RECORDS TO PROCESS:
* * * *
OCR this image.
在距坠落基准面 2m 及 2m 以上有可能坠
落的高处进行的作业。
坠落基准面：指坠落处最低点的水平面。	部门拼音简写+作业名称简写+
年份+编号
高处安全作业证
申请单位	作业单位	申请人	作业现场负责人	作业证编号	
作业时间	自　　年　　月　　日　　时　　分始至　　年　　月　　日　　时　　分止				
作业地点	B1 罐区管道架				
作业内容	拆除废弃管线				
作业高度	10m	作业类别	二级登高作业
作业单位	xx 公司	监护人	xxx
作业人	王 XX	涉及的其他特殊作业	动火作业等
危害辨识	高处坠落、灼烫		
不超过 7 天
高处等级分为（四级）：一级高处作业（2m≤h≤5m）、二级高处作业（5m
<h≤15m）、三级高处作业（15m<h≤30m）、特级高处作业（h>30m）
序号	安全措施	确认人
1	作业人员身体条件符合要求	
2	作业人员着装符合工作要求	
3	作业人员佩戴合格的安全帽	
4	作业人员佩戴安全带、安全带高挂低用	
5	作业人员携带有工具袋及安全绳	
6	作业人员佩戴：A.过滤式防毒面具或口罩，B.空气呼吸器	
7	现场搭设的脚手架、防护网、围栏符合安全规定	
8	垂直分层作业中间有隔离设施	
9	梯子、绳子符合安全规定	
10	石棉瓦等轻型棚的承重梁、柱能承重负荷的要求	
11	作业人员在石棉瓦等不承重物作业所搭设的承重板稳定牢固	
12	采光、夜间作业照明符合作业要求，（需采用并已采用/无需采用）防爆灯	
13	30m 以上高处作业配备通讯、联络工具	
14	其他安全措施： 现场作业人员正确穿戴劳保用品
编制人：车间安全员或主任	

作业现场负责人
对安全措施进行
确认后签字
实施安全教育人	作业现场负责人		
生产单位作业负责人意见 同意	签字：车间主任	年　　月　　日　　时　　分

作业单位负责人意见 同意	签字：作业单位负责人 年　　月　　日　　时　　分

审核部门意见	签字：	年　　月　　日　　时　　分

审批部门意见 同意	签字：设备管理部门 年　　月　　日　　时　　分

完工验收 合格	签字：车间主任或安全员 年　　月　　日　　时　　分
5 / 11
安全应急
* * * *
WRITTEN TASK:
Your answer should be a single number: the count of lines containing the word "作业现场负责人".

RESULT:
3